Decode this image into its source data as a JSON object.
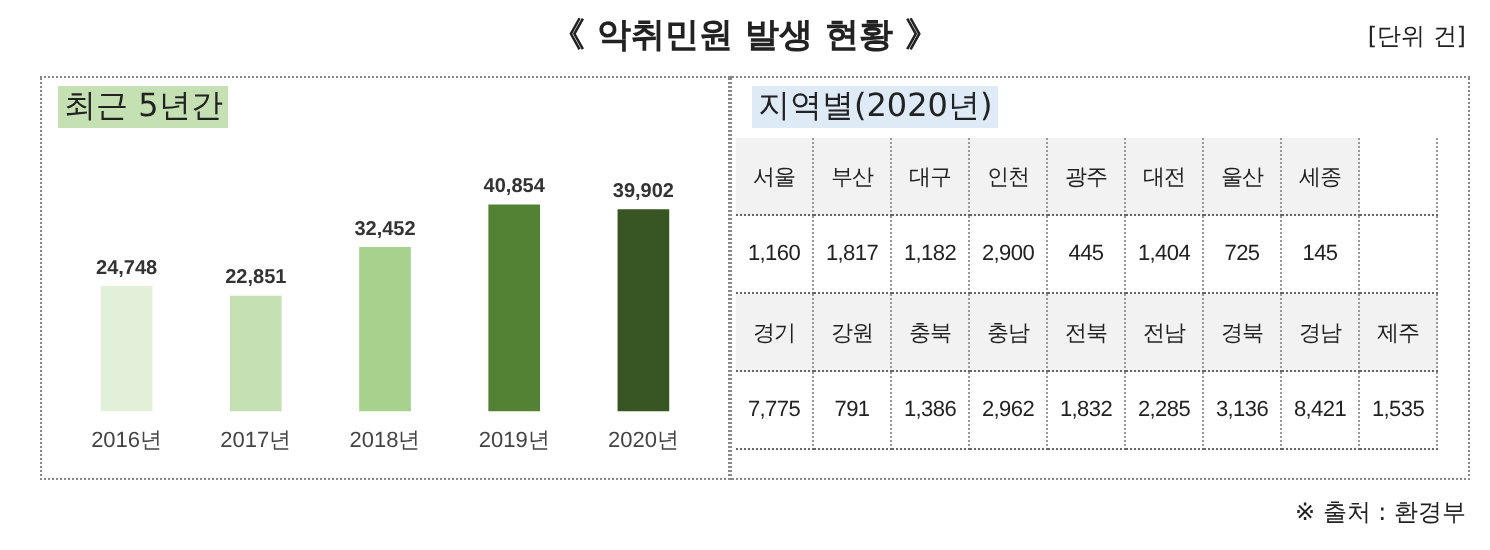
{
  "chart_data": [
    {
      "type": "bar",
      "title": "《 악취민원 발생 현황 》",
      "subtitle": "최근 5년간",
      "annotations": [
        "[단위 건]"
      ],
      "categories": [
        "2016년",
        "2017년",
        "2018년",
        "2019년",
        "2020년"
      ],
      "values": [
        24748,
        22851,
        32452,
        40854,
        39902
      ],
      "colors": [
        "#e2efd9",
        "#c5e0b3",
        "#a9d18e",
        "#548235",
        "#375623"
      ],
      "value_labels": [
        "24,748",
        "22,851",
        "32,452",
        "40,854",
        "39,902"
      ],
      "grid": false,
      "legend": false,
      "tick_labels": "x"
    },
    {
      "type": "other",
      "title": "지역별(2020년)",
      "annotations": [
        "※ 출처 : 환경부"
      ],
      "categories": [
        "서울",
        "부산",
        "대구",
        "인천",
        "광주",
        "대전",
        "울산",
        "세종",
        "경기",
        "강원",
        "충북",
        "충남",
        "전북",
        "전남",
        "경북",
        "경남",
        "제주"
      ],
      "values": [
        1160,
        1817,
        1182,
        2900,
        445,
        1404,
        725,
        145,
        7775,
        791,
        1386,
        2962,
        1832,
        2285,
        3136,
        8421,
        1535
      ],
      "value_labels": [
        "1,160",
        "1,817",
        "1,182",
        "2,900",
        "445",
        "1,404",
        "725",
        "145",
        "7,775",
        "791",
        "1,386",
        "2,962",
        "1,832",
        "2,285",
        "3,136",
        "8,421",
        "1,535"
      ]
    }
  ]
}
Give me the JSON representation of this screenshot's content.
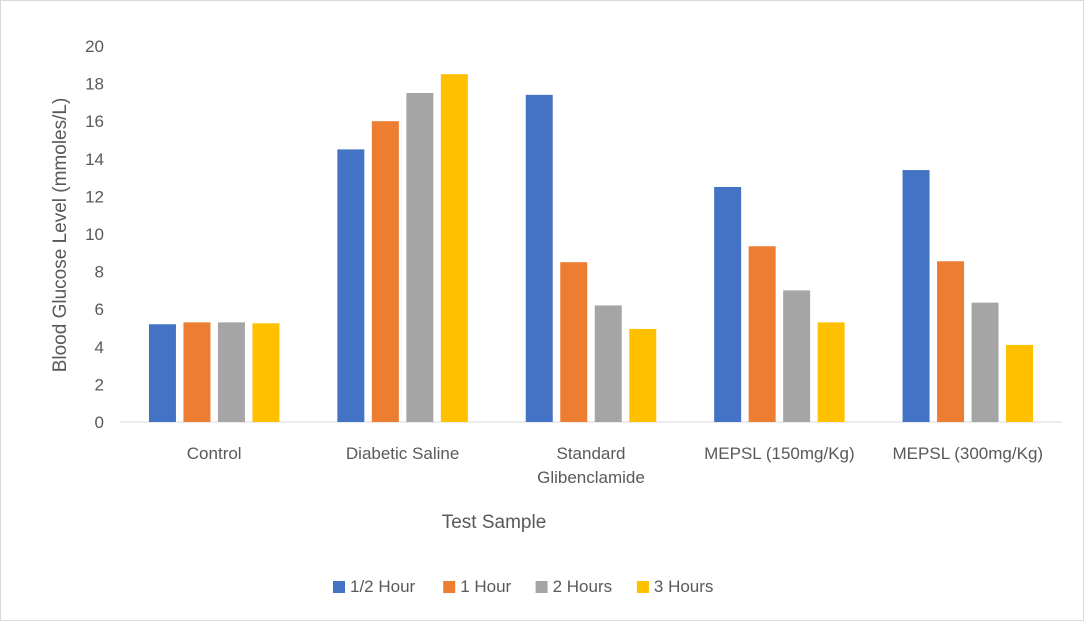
{
  "chart_data": {
    "type": "bar",
    "categories": [
      [
        "Control"
      ],
      [
        "Diabetic Saline"
      ],
      [
        "Standard",
        "Glibenclamide"
      ],
      [
        "MEPSL (150mg/Kg)"
      ],
      [
        "MEPSL (300mg/Kg)"
      ]
    ],
    "series": [
      {
        "name": "1/2 Hour",
        "color": "#4472C4",
        "values": [
          5.2,
          14.5,
          17.4,
          12.5,
          13.4
        ]
      },
      {
        "name": "1 Hour",
        "color": "#ED7D31",
        "values": [
          5.3,
          16.0,
          8.5,
          9.35,
          8.55
        ]
      },
      {
        "name": "2 Hours",
        "color": "#A5A5A5",
        "values": [
          5.3,
          17.5,
          6.2,
          7.0,
          6.35
        ]
      },
      {
        "name": "3 Hours",
        "color": "#FFC000",
        "values": [
          5.25,
          18.5,
          4.95,
          5.3,
          4.1
        ]
      }
    ],
    "title": "",
    "xlabel": "Test Sample",
    "ylabel": "Blood Glucose Level (mmoles/L)",
    "ylim": [
      0,
      20
    ],
    "yticks": [
      0,
      2,
      4,
      6,
      8,
      10,
      12,
      14,
      16,
      18,
      20
    ],
    "grid": false,
    "legend_position": "bottom"
  }
}
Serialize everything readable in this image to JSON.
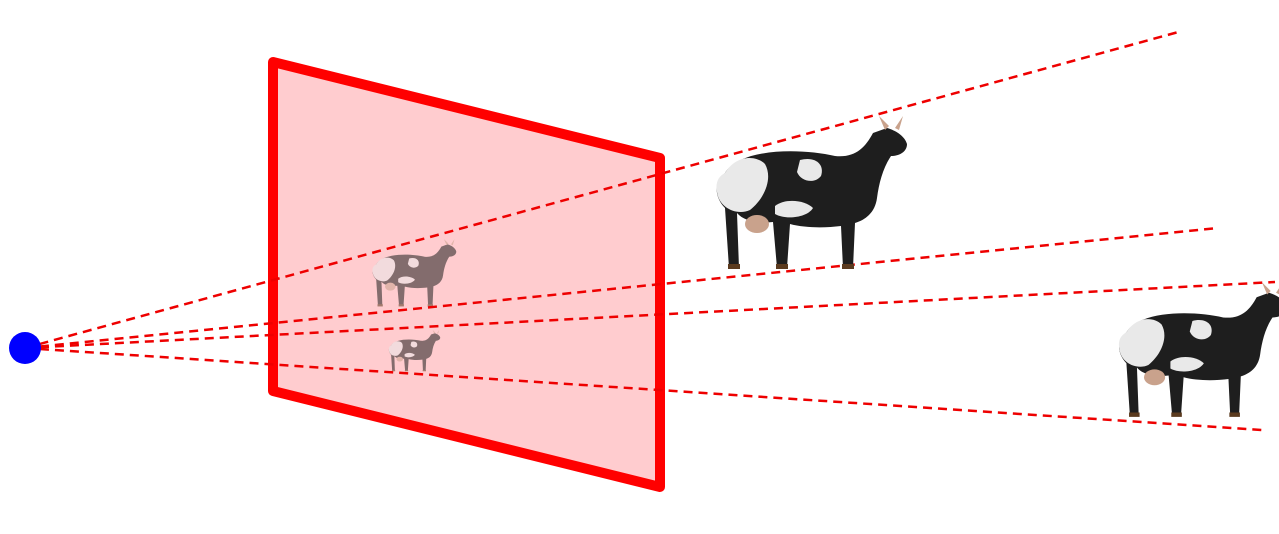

------

- WHAT YOU WILL DO: Quote the material exactly. Pictures stay out.

- SOLUTION FOR THIS PROBLEM:
Decode this image into its source data as a JSON object.
{
  "chart_data": [
    {
      "type": "bar",
      "title": "《 악취민원 발생 현황 》",
      "subtitle": "최근 5년간",
      "annotations": [
        "[단위 건]"
      ],
      "categories": [
        "2016년",
        "2017년",
        "2018년",
        "2019년",
        "2020년"
      ],
      "values": [
        24748,
        22851,
        32452,
        40854,
        39902
      ],
      "colors": [
        "#e2efd9",
        "#c5e0b3",
        "#a9d18e",
        "#548235",
        "#375623"
      ],
      "value_labels": [
        "24,748",
        "22,851",
        "32,452",
        "40,854",
        "39,902"
      ],
      "grid": false,
      "legend": false,
      "tick_labels": "x"
    },
    {
      "type": "other",
      "title": "지역별(2020년)",
      "annotations": [
        "※ 출처 : 환경부"
      ],
      "categories": [
        "서울",
        "부산",
        "대구",
        "인천",
        "광주",
        "대전",
        "울산",
        "세종",
        "경기",
        "강원",
        "충북",
        "충남",
        "전북",
        "전남",
        "경북",
        "경남",
        "제주"
      ],
      "values": [
        1160,
        1817,
        1182,
        2900,
        445,
        1404,
        725,
        145,
        7775,
        791,
        1386,
        2962,
        1832,
        2285,
        3136,
        8421,
        1535
      ],
      "value_labels": [
        "1,160",
        "1,817",
        "1,182",
        "2,900",
        "445",
        "1,404",
        "725",
        "145",
        "7,775",
        "791",
        "1,386",
        "2,962",
        "1,832",
        "2,285",
        "3,136",
        "8,421",
        "1,535"
      ]
    }
  ]
}
Give me the JSON representation of this screenshot's content.
{
  "chart_data": {
    "type": "bar",
    "categories": [
      [
        "Control"
      ],
      [
        "Diabetic Saline"
      ],
      [
        "Standard",
        "Glibenclamide"
      ],
      [
        "MEPSL (150mg/Kg)"
      ],
      [
        "MEPSL (300mg/Kg)"
      ]
    ],
    "series": [
      {
        "name": "1/2 Hour",
        "color": "#4472C4",
        "values": [
          5.2,
          14.5,
          17.4,
          12.5,
          13.4
        ]
      },
      {
        "name": "1 Hour",
        "color": "#ED7D31",
        "values": [
          5.3,
          16.0,
          8.5,
          9.35,
          8.55
        ]
      },
      {
        "name": "2 Hours",
        "color": "#A5A5A5",
        "values": [
          5.3,
          17.5,
          6.2,
          7.0,
          6.35
        ]
      },
      {
        "name": "3 Hours",
        "color": "#FFC000",
        "values": [
          5.25,
          18.5,
          4.95,
          5.3,
          4.1
        ]
      }
    ],
    "title": "",
    "xlabel": "Test Sample",
    "ylabel": "Blood Glucose Level (mmoles/L)",
    "ylim": [
      0,
      20
    ],
    "yticks": [
      0,
      2,
      4,
      6,
      8,
      10,
      12,
      14,
      16,
      18,
      20
    ],
    "grid": false,
    "legend_position": "bottom"
  }
}
Serialize everything readable in this image to JSON.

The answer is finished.